## To be done
Transcribe every record that appears below, exactly and in full.

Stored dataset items
§ §

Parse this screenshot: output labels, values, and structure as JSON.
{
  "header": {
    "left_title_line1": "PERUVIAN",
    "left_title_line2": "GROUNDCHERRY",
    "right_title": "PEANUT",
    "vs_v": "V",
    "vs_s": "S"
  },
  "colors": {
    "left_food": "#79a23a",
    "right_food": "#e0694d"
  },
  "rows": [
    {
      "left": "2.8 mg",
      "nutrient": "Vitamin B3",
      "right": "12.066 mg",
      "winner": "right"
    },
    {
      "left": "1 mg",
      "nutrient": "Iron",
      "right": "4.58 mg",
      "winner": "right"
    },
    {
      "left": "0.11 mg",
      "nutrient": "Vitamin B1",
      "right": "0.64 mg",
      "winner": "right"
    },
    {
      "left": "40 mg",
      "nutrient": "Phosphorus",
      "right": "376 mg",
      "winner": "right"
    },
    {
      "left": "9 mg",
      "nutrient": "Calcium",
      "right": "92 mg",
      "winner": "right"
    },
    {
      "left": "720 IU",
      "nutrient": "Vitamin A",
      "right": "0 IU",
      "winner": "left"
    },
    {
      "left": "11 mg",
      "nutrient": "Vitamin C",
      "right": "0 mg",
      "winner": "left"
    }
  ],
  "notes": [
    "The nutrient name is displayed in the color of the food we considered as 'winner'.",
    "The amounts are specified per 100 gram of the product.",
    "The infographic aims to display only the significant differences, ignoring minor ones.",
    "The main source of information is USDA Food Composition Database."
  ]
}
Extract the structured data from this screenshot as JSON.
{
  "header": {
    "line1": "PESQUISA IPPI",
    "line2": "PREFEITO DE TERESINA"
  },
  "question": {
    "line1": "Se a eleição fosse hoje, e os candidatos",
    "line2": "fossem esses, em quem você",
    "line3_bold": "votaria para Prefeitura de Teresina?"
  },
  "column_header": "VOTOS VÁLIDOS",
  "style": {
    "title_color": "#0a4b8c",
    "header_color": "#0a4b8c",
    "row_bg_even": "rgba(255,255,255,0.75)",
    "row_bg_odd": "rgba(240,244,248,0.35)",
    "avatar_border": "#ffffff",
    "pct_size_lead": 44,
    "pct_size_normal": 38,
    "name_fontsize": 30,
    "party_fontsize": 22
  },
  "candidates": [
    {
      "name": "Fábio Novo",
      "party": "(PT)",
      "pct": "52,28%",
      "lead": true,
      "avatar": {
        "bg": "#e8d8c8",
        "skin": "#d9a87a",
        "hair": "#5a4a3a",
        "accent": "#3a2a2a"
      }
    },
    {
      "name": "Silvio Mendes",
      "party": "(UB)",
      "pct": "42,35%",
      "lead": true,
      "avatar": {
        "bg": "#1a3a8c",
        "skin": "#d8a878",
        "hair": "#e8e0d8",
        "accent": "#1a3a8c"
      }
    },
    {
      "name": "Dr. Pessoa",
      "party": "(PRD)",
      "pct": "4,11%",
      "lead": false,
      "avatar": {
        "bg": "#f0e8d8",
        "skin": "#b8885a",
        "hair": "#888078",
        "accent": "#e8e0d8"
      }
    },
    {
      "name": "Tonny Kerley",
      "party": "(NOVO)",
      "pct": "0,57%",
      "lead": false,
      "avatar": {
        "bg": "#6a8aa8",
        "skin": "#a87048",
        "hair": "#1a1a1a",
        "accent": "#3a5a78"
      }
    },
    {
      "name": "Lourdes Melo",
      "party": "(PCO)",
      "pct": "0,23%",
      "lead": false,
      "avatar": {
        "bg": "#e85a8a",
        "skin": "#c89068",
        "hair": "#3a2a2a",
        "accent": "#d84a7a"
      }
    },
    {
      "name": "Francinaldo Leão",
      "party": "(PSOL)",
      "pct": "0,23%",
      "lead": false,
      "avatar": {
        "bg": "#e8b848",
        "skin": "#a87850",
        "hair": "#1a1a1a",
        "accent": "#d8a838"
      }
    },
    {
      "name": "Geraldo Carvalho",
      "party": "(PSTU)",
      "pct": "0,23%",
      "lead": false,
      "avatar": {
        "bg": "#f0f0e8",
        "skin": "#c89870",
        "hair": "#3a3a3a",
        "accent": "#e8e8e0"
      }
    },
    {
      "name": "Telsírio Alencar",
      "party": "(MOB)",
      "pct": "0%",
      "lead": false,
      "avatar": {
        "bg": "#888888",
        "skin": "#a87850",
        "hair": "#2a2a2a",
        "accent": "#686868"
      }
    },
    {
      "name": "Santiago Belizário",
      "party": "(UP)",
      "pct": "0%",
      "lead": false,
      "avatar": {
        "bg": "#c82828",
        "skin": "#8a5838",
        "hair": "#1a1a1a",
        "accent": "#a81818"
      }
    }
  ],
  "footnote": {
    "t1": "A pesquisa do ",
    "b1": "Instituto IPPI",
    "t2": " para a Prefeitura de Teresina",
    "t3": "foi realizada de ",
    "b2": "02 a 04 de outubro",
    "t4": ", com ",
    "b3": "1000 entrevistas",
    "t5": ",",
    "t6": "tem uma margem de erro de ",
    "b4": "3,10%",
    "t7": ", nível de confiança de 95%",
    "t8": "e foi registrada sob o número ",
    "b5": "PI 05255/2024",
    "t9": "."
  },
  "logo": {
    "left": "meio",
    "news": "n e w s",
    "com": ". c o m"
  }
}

§ §

## The result
Parse this screenshot: output labels, values, and structure as JSON.
{
  "header": {
    "left_title_line1": "PERUVIAN",
    "left_title_line2": "GROUNDCHERRY",
    "right_title": "PEANUT",
    "vs_v": "V",
    "vs_s": "S"
  },
  "colors": {
    "left_food": "#79a23a",
    "right_food": "#e0694d"
  },
  "rows": [
    {
      "left": "2.8 mg",
      "nutrient": "Vitamin B3",
      "right": "12.066 mg",
      "winner": "right"
    },
    {
      "left": "1 mg",
      "nutrient": "Iron",
      "right": "4.58 mg",
      "winner": "right"
    },
    {
      "left": "0.11 mg",
      "nutrient": "Vitamin B1",
      "right": "0.64 mg",
      "winner": "right"
    },
    {
      "left": "40 mg",
      "nutrient": "Phosphorus",
      "right": "376 mg",
      "winner": "right"
    },
    {
      "left": "9 mg",
      "nutrient": "Calcium",
      "right": "92 mg",
      "winner": "right"
    },
    {
      "left": "720 IU",
      "nutrient": "Vitamin A",
      "right": "0 IU",
      "winner": "left"
    },
    {
      "left": "11 mg",
      "nutrient": "Vitamin C",
      "right": "0 mg",
      "winner": "left"
    }
  ],
  "notes": [
    "The nutrient name is displayed in the color of the food we considered as 'winner'.",
    "The amounts are specified per 100 gram of the product.",
    "The infographic aims to display only the significant differences, ignoring minor ones.",
    "The main source of information is USDA Food Composition Database."
  ]
}
Extract the structured data from this screenshot as JSON.
{
  "header": {
    "line1": "PESQUISA IPPI",
    "line2": "PREFEITO DE TERESINA"
  },
  "question": {
    "line1": "Se a eleição fosse hoje, e os candidatos",
    "line2": "fossem esses, em quem você",
    "line3_bold": "votaria para Prefeitura de Teresina?"
  },
  "column_header": "VOTOS VÁLIDOS",
  "style": {
    "title_color": "#0a4b8c",
    "header_color": "#0a4b8c",
    "row_bg_even": "rgba(255,255,255,0.75)",
    "row_bg_odd": "rgba(240,244,248,0.35)",
    "avatar_border": "#ffffff",
    "pct_size_lead": 44,
    "pct_size_normal": 38,
    "name_fontsize": 30,
    "party_fontsize": 22
  },
  "candidates": [
    {
      "name": "Fábio Novo",
      "party": "(PT)",
      "pct": "52,28%",
      "lead": true,
      "avatar": {
        "bg": "#e8d8c8",
        "skin": "#d9a87a",
        "hair": "#5a4a3a",
        "accent": "#3a2a2a"
      }
    },
    {
      "name": "Silvio Mendes",
      "party": "(UB)",
      "pct": "42,35%",
      "lead": true,
      "avatar": {
        "bg": "#1a3a8c",
        "skin": "#d8a878",
        "hair": "#e8e0d8",
        "accent": "#1a3a8c"
      }
    },
    {
      "name": "Dr. Pessoa",
      "party": "(PRD)",
      "pct": "4,11%",
      "lead": false,
      "avatar": {
        "bg": "#f0e8d8",
        "skin": "#b8885a",
        "hair": "#888078",
        "accent": "#e8e0d8"
      }
    },
    {
      "name": "Tonny Kerley",
      "party": "(NOVO)",
      "pct": "0,57%",
      "lead": false,
      "avatar": {
        "bg": "#6a8aa8",
        "skin": "#a87048",
        "hair": "#1a1a1a",
        "accent": "#3a5a78"
      }
    },
    {
      "name": "Lourdes Melo",
      "party": "(PCO)",
      "pct": "0,23%",
      "lead": false,
      "avatar": {
        "bg": "#e85a8a",
        "skin": "#c89068",
        "hair": "#3a2a2a",
        "accent": "#d84a7a"
      }
    },
    {
      "name": "Francinaldo Leão",
      "party": "(PSOL)",
      "pct": "0,23%",
      "lead": false,
      "avatar": {
        "bg": "#e8b848",
        "skin": "#a87850",
        "hair": "#1a1a1a",
        "accent": "#d8a838"
      }
    },
    {
      "name": "Geraldo Carvalho",
      "party": "(PSTU)",
      "pct": "0,23%",
      "lead": false,
      "avatar": {
        "bg": "#f0f0e8",
        "skin": "#c89870",
        "hair": "#3a3a3a",
        "accent": "#e8e8e0"
      }
    },
    {
      "name": "Telsírio Alencar",
      "party": "(MOB)",
      "pct": "0%",
      "lead": false,
      "avatar": {
        "bg": "#888888",
        "skin": "#a87850",
        "hair": "#2a2a2a",
        "accent": "#686868"
      }
    },
    {
      "name": "Santiago Belizário",
      "party": "(UP)",
      "pct": "0%",
      "lead": false,
      "avatar": {
        "bg": "#c82828",
        "skin": "#8a5838",
        "hair": "#1a1a1a",
        "accent": "#a81818"
      }
    }
  ],
  "footnote": {
    "t1": "A pesquisa do ",
    "b1": "Instituto IPPI",
    "t2": " para a Prefeitura de Teresina",
    "t3": "foi realizada de ",
    "b2": "02 a 04 de outubro",
    "t4": ", com ",
    "b3": "1000 entrevistas",
    "t5": ",",
    "t6": "tem uma margem de erro de ",
    "b4": "3,10%",
    "t7": ", nível de confiança de 95%",
    "t8": "e foi registrada sob o número ",
    "b5": "PI 05255/2024",
    "t9": "."
  },
  "logo": {
    "left": "meio",
    "news": "n e w s",
    "com": ". c o m"
  }
}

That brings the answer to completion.